PROVIDED PASSAGE:
──────

Adjusted profit before tax came in 28.8% higher at £47m.

The board has declared an interim dividend of 4.6p per share payable on 11 June.

Robin Beer, chief executive, said: “In the first half of 2021 we delivered an excellent set of results driven by record fund inflows in Q2 and the outperformance of our clients’ investments during a strong market recovery.

“The consistency of our inflow performance throughout the pandemic demonstrates we have a resilient business model.

“Our strong financial momentum and the good progress made on our strategic priorities in the first half of the year gives me confidence for the remainder of the year.”


7am: Rolls-Royce

Rolls-Royce

Aero engine maker Rolls-Royce said it expected to turn cash-flow positive in the second half as airline travel recovered from the Covid pandemic.

In a trading statement ahead of the AGM it said revenue was largely driven by demand for cargo flights and the maintenance of key routes with and “broadly unchanged from the run rate at the end of 2020 and consistent with our planning assumptions”.

Rolls said it expected to stop leaking cash outflows “at some point during the second half of 2021, as engine flying activity recovers and cost savings are delivered”.


7am: Wood Group

Robin Watson

Energy services group Wood said the order book was up 9% in the first quarter.

Ahead of the AGM chief executive Robin Watson , pictured, said: “Our outlook for 2021 is unchanged.

“Increased consulting activity and strength in operations, supported by an improving order book, are expected to partly offset lower projects activity.

“The successful delivery of our Future Fit programme and an increased proportion of higher margin consulting revenues will deliver a full year margin improvement.”


Pipeline back in production

Fuel will start flowing through the Colonial Pipeline again, the company announced on Wednesday – six days after America’s largest pipeline closed down due to a ransomware attack.

Florida, North Carolina, Virginia and Georgia were among areas hit by fuel shortages as more than 10,000 gas stations ran dry.

Despite the resumption of supplies, Colonial warned that it would take time to get the 5,500-mile pipeline fully operational.

It said in a statement: ‘It will take several days for the product delivery supply chain to return to normal. 

“Some markets served by Colonial Pipeline may experience, or continue to experience, intermittent service interruptions during the start-up period.”

It is reported that the company has no plans to pay a rumoured $5 million-plus ransom to Russian hackers who have been blamed for the attack.

──────

AVAILABLE DATA:
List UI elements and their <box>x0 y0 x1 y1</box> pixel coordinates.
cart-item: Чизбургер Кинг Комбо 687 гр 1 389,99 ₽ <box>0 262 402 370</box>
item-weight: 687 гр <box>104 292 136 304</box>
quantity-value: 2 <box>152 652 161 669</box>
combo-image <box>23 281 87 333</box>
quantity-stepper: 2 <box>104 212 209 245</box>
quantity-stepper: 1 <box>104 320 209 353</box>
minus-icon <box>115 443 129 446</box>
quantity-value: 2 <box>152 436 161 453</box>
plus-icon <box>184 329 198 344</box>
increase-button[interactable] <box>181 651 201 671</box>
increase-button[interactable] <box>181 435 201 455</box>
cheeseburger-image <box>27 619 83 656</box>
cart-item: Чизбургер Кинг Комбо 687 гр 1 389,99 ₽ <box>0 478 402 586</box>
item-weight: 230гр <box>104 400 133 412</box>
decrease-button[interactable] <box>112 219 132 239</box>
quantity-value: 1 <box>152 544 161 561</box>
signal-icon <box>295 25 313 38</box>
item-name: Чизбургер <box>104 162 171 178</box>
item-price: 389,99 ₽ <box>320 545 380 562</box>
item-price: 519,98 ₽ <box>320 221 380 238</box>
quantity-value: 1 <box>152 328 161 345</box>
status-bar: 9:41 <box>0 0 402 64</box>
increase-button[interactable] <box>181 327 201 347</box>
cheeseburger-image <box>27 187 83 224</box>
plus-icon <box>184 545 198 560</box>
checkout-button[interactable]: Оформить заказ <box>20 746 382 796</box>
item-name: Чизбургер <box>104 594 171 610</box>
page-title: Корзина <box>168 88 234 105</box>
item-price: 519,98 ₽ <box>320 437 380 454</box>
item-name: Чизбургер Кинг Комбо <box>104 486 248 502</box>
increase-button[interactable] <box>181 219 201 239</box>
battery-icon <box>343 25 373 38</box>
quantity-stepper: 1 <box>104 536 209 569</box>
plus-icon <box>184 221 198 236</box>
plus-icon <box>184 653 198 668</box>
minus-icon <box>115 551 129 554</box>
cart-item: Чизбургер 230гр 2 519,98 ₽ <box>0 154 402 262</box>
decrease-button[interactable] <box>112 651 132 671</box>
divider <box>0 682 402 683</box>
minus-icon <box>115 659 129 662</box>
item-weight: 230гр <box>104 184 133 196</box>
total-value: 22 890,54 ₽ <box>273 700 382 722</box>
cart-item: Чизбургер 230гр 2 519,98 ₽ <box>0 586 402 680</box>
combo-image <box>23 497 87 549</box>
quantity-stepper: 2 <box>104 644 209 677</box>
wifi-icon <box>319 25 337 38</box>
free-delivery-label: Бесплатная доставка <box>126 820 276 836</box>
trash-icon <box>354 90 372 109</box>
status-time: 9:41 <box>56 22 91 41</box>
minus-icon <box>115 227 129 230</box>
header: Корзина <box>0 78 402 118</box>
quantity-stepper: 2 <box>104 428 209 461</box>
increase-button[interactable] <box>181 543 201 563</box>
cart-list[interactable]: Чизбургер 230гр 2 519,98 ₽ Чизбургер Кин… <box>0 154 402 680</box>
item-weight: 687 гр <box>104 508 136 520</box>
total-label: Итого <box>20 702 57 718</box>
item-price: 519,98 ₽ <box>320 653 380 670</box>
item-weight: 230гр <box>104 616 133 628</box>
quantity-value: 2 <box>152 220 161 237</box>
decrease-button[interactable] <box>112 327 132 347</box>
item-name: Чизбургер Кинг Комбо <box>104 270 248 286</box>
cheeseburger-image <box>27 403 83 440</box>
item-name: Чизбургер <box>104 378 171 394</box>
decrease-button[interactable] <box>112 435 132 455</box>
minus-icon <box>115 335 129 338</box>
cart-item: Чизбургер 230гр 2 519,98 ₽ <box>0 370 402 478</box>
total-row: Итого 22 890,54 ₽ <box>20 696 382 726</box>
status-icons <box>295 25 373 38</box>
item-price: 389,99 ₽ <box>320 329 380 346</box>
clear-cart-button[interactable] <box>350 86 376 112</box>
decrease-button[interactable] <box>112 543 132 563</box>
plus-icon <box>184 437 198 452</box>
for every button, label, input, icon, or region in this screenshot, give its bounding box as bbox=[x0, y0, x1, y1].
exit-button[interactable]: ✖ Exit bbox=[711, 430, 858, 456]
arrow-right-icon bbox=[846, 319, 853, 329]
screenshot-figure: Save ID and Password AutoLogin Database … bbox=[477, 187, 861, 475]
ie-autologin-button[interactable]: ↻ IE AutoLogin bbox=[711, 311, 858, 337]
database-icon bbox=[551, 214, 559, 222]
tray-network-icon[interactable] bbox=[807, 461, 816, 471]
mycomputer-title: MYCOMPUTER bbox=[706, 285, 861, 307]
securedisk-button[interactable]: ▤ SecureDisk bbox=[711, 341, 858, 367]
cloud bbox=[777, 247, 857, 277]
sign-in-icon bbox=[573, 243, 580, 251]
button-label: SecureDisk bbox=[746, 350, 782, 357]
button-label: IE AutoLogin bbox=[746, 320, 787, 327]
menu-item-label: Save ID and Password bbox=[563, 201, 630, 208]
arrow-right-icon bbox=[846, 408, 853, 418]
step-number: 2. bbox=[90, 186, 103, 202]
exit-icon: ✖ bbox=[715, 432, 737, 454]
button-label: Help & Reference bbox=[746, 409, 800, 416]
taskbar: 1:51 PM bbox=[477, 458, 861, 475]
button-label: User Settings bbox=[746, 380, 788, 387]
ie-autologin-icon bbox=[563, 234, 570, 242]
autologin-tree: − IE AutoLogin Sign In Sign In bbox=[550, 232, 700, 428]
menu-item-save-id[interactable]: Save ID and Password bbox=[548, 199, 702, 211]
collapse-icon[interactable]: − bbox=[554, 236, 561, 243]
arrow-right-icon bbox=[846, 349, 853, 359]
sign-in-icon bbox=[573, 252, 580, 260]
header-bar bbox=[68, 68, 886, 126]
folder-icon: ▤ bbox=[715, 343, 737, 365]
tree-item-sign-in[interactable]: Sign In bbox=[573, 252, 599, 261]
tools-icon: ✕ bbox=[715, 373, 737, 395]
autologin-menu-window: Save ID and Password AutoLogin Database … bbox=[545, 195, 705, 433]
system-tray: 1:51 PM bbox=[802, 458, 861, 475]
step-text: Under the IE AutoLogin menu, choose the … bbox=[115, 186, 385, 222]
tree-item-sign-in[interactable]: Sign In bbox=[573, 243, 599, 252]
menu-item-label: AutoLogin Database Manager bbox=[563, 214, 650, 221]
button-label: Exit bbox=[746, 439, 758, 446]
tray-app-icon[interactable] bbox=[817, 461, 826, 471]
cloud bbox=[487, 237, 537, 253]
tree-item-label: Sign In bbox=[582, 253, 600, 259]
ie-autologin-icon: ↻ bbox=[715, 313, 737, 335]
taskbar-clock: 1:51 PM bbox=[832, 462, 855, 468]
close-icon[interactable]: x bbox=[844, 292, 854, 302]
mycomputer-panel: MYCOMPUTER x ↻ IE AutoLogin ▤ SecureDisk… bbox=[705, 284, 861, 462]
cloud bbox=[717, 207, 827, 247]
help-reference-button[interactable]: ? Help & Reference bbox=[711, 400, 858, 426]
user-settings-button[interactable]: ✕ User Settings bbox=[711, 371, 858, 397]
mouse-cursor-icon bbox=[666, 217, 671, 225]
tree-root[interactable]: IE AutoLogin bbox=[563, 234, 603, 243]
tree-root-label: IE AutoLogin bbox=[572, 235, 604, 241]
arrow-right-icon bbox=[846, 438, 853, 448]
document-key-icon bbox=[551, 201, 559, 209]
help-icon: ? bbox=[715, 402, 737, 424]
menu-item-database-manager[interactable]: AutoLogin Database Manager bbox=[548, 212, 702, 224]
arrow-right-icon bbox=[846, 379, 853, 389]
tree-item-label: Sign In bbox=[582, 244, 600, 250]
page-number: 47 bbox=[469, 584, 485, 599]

──────

EXERCISE SET:
(1) Answer these questions from the company news roundup:
(a) What interim dividend per share has the board declared?
(b) By how much did Wood's order book rise in the first quarter?
(c) How many gas stations ran dry during the Colonial Pipeline shutdown?
(2) In the company news roundup, switch "order book" to "backlog" in the part that begins at the words "Energy services group" and stops after "2021 is unchanged.", and write out that part.
(3) Continue the company news roundup from the point where it stops.
The data are not needed for any of these tasks.

ANSWER SET:
(1)
(a) 4.6p per share.
(b) It rose 9%.
(c) More than 10,000.

(2)
Energy services group Wood said the backlog was up 9% in the first quarter.

Ahead of the AGM chief executive Robin Watson , pictured, said: “Our outlook for 2021 is unchanged.

(3)
President Joe Biden has vowed to get the fuel crisis “under control”, with pressure mounting on his administration to do more. 


Overnight markets – London expected to fall

Spread betters are expecting the FTSE 100 to reverse yesterday’s gains as inflation continues to worry traders.

It is forecast to fall by 60 points after regaining the 7,000 threshold.

Stocks dropped earlier this week ahead of a spike in the US consumer price index (CPI), which saw its biggest increase for nearly 15 years.

Wall Street’s Dow Jones Industrial Average fell 681 points or 1.99% whilst the S&P 500 dropped 2.14% and the Nasdaq was 2.67% lower as tech stocks suffer the brunt of the sell-off.

Japan’s Nikkei was 2.13% down, Hong Kong’s Hang Seng dropped 1.29% and the Shanghai Composite lost just over 1%.

James Athey, investment director at Aberdeen Standard Investments, said inflation was not the only cause of the slide.

“It seems likely that aside from the impact of cross market correlation, the main justification for recent weakness may be that investors are having to anticipate less supportive monetary policy in the near future as a result of the economic re-opening underway.

“Ultimately the reality is that equity markets everywhere have re-rated considerably over the last 12 months and in doing so are now pricing an incredible amount of good news with very little risk premium left on the table.

“This is in spite of the incredible macroeconomic uncertainty which persists.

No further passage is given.